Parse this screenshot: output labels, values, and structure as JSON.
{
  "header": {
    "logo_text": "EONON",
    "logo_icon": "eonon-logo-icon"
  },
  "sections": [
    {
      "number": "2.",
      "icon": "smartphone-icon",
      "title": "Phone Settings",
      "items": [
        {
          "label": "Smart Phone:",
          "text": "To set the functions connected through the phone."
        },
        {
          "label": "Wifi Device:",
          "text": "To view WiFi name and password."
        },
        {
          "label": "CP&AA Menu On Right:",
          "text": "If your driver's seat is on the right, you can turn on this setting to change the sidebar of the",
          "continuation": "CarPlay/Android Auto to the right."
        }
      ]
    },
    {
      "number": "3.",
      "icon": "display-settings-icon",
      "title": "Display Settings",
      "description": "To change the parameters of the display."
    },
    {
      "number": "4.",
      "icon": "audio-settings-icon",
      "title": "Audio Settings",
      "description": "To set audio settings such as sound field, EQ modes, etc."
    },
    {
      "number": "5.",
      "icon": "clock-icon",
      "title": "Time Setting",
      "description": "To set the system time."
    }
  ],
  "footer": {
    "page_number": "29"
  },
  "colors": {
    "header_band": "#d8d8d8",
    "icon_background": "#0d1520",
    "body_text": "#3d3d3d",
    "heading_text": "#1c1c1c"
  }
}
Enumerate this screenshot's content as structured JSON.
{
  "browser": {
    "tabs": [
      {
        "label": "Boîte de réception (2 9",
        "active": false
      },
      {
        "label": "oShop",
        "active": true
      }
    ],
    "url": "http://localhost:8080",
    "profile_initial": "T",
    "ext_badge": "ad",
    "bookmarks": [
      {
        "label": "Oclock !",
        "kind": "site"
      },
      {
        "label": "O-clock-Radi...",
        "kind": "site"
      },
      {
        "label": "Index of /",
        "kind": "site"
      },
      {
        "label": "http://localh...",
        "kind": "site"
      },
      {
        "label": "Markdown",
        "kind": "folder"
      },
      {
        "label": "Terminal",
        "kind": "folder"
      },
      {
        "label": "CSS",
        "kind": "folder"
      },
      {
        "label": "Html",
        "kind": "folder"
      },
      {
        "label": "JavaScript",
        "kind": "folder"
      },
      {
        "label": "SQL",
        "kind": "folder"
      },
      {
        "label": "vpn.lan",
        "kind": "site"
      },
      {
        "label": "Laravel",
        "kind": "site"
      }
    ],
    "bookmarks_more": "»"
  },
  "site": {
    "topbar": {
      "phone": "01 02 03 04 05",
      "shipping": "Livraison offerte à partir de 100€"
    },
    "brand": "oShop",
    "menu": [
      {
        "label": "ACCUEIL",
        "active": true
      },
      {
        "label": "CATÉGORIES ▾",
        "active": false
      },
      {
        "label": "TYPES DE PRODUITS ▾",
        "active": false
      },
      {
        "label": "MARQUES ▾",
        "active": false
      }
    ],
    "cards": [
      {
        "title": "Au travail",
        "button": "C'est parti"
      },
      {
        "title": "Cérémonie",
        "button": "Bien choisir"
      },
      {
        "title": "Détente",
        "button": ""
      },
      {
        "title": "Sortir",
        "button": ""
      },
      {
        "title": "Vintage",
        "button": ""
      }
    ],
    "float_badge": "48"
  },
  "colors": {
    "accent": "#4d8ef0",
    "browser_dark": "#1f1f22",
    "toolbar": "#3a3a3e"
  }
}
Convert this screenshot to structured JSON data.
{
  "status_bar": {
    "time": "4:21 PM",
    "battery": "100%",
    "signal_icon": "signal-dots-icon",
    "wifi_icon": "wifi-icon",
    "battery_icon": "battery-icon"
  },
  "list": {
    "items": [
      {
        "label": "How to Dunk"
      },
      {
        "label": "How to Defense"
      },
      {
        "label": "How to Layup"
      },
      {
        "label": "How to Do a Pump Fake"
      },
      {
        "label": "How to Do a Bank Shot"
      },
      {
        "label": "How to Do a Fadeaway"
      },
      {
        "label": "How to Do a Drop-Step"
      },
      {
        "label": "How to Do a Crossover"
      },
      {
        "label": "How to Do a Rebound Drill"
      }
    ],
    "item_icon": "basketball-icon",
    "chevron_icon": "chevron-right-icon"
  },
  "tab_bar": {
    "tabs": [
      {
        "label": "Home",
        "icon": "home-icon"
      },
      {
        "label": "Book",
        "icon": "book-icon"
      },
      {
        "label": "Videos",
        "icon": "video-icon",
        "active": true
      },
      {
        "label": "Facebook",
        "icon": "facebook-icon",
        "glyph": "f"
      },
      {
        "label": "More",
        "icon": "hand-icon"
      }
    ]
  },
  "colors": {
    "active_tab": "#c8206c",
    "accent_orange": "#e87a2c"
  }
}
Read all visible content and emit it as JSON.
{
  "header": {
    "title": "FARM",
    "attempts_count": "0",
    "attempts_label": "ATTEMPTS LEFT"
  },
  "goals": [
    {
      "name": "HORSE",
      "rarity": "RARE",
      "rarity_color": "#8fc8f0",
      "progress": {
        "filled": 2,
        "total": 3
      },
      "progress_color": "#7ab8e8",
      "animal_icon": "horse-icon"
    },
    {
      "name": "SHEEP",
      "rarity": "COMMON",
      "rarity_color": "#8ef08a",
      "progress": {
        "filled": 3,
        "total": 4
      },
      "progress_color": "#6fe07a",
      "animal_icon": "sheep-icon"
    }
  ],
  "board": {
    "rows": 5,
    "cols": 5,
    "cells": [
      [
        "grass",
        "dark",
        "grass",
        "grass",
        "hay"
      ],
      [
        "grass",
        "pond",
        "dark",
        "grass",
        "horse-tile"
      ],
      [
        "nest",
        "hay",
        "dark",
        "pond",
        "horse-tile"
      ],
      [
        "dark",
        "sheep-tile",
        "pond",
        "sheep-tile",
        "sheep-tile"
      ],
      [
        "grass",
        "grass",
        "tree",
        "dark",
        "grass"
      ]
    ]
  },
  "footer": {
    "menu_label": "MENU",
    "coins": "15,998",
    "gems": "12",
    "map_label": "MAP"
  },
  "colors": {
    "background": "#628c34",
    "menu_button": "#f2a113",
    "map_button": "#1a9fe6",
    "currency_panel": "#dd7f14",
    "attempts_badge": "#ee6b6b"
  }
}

● ● ● ● ● ● ●

# The problem:
Repeat every entry exactly as written above.

# Reply:
Parse this screenshot: output labels, values, and structure as JSON.
{
  "header": {
    "logo_text": "EONON",
    "logo_icon": "eonon-logo-icon"
  },
  "sections": [
    {
      "number": "2.",
      "icon": "smartphone-icon",
      "title": "Phone Settings",
      "items": [
        {
          "label": "Smart Phone:",
          "text": "To set the functions connected through the phone."
        },
        {
          "label": "Wifi Device:",
          "text": "To view WiFi name and password."
        },
        {
          "label": "CP&AA Menu On Right:",
          "text": "If your driver's seat is on the right, you can turn on this setting to change the sidebar of the",
          "continuation": "CarPlay/Android Auto to the right."
        }
      ]
    },
    {
      "number": "3.",
      "icon": "display-settings-icon",
      "title": "Display Settings",
      "description": "To change the parameters of the display."
    },
    {
      "number": "4.",
      "icon": "audio-settings-icon",
      "title": "Audio Settings",
      "description": "To set audio settings such as sound field, EQ modes, etc."
    },
    {
      "number": "5.",
      "icon": "clock-icon",
      "title": "Time Setting",
      "description": "To set the system time."
    }
  ],
  "footer": {
    "page_number": "29"
  },
  "colors": {
    "header_band": "#d8d8d8",
    "icon_background": "#0d1520",
    "body_text": "#3d3d3d",
    "heading_text": "#1c1c1c"
  }
}
Enumerate this screenshot's content as structured JSON.
{
  "browser": {
    "tabs": [
      {
        "label": "Boîte de réception (2 9",
        "active": false
      },
      {
        "label": "oShop",
        "active": true
      }
    ],
    "url": "http://localhost:8080",
    "profile_initial": "T",
    "ext_badge": "ad",
    "bookmarks": [
      {
        "label": "Oclock !",
        "kind": "site"
      },
      {
        "label": "O-clock-Radi...",
        "kind": "site"
      },
      {
        "label": "Index of /",
        "kind": "site"
      },
      {
        "label": "http://localh...",
        "kind": "site"
      },
      {
        "label": "Markdown",
        "kind": "folder"
      },
      {
        "label": "Terminal",
        "kind": "folder"
      },
      {
        "label": "CSS",
        "kind": "folder"
      },
      {
        "label": "Html",
        "kind": "folder"
      },
      {
        "label": "JavaScript",
        "kind": "folder"
      },
      {
        "label": "SQL",
        "kind": "folder"
      },
      {
        "label": "vpn.lan",
        "kind": "site"
      },
      {
        "label": "Laravel",
        "kind": "site"
      }
    ],
    "bookmarks_more": "»"
  },
  "site": {
    "topbar": {
      "phone": "01 02 03 04 05",
      "shipping": "Livraison offerte à partir de 100€"
    },
    "brand": "oShop",
    "menu": [
      {
        "label": "ACCUEIL",
        "active": true
      },
      {
        "label": "CATÉGORIES ▾",
        "active": false
      },
      {
        "label": "TYPES DE PRODUITS ▾",
        "active": false
      },
      {
        "label": "MARQUES ▾",
        "active": false
      }
    ],
    "cards": [
      {
        "title": "Au travail",
        "button": "C'est parti"
      },
      {
        "title": "Cérémonie",
        "button": "Bien choisir"
      },
      {
        "title": "Détente",
        "button": ""
      },
      {
        "title": "Sortir",
        "button": ""
      },
      {
        "title": "Vintage",
        "button": ""
      }
    ],
    "float_badge": "48"
  },
  "colors": {
    "accent": "#4d8ef0",
    "browser_dark": "#1f1f22",
    "toolbar": "#3a3a3e"
  }
}
Convert this screenshot to structured JSON data.
{
  "status_bar": {
    "time": "4:21 PM",
    "battery": "100%",
    "signal_icon": "signal-dots-icon",
    "wifi_icon": "wifi-icon",
    "battery_icon": "battery-icon"
  },
  "list": {
    "items": [
      {
        "label": "How to Dunk"
      },
      {
        "label": "How to Defense"
      },
      {
        "label": "How to Layup"
      },
      {
        "label": "How to Do a Pump Fake"
      },
      {
        "label": "How to Do a Bank Shot"
      },
      {
        "label": "How to Do a Fadeaway"
      },
      {
        "label": "How to Do a Drop-Step"
      },
      {
        "label": "How to Do a Crossover"
      },
      {
        "label": "How to Do a Rebound Drill"
      }
    ],
    "item_icon": "basketball-icon",
    "chevron_icon": "chevron-right-icon"
  },
  "tab_bar": {
    "tabs": [
      {
        "label": "Home",
        "icon": "home-icon"
      },
      {
        "label": "Book",
        "icon": "book-icon"
      },
      {
        "label": "Videos",
        "icon": "video-icon",
        "active": true
      },
      {
        "label": "Facebook",
        "icon": "facebook-icon",
        "glyph": "f"
      },
      {
        "label": "More",
        "icon": "hand-icon"
      }
    ]
  },
  "colors": {
    "active_tab": "#c8206c",
    "accent_orange": "#e87a2c"
  }
}
Read all visible content and emit it as JSON.
{
  "header": {
    "title": "FARM",
    "attempts_count": "0",
    "attempts_label": "ATTEMPTS LEFT"
  },
  "goals": [
    {
      "name": "HORSE",
      "rarity": "RARE",
      "rarity_color": "#8fc8f0",
      "progress": {
        "filled": 2,
        "total": 3
      },
      "progress_color": "#7ab8e8",
      "animal_icon": "horse-icon"
    },
    {
      "name": "SHEEP",
      "rarity": "COMMON",
      "rarity_color": "#8ef08a",
      "progress": {
        "filled": 3,
        "total": 4
      },
      "progress_color": "#6fe07a",
      "animal_icon": "sheep-icon"
    }
  ],
  "board": {
    "rows": 5,
    "cols": 5,
    "cells": [
      [
        "grass",
        "dark",
        "grass",
        "grass",
        "hay"
      ],
      [
        "grass",
        "pond",
        "dark",
        "grass",
        "horse-tile"
      ],
      [
        "nest",
        "hay",
        "dark",
        "pond",
        "horse-tile"
      ],
      [
        "dark",
        "sheep-tile",
        "pond",
        "sheep-tile",
        "sheep-tile"
      ],
      [
        "grass",
        "grass",
        "tree",
        "dark",
        "grass"
      ]
    ]
  },
  "footer": {
    "menu_label": "MENU",
    "coins": "15,998",
    "gems": "12",
    "map_label": "MAP"
  },
  "colors": {
    "background": "#628c34",
    "menu_button": "#f2a113",
    "map_button": "#1a9fe6",
    "currency_panel": "#dd7f14",
    "attempts_badge": "#ee6b6b"
  }
}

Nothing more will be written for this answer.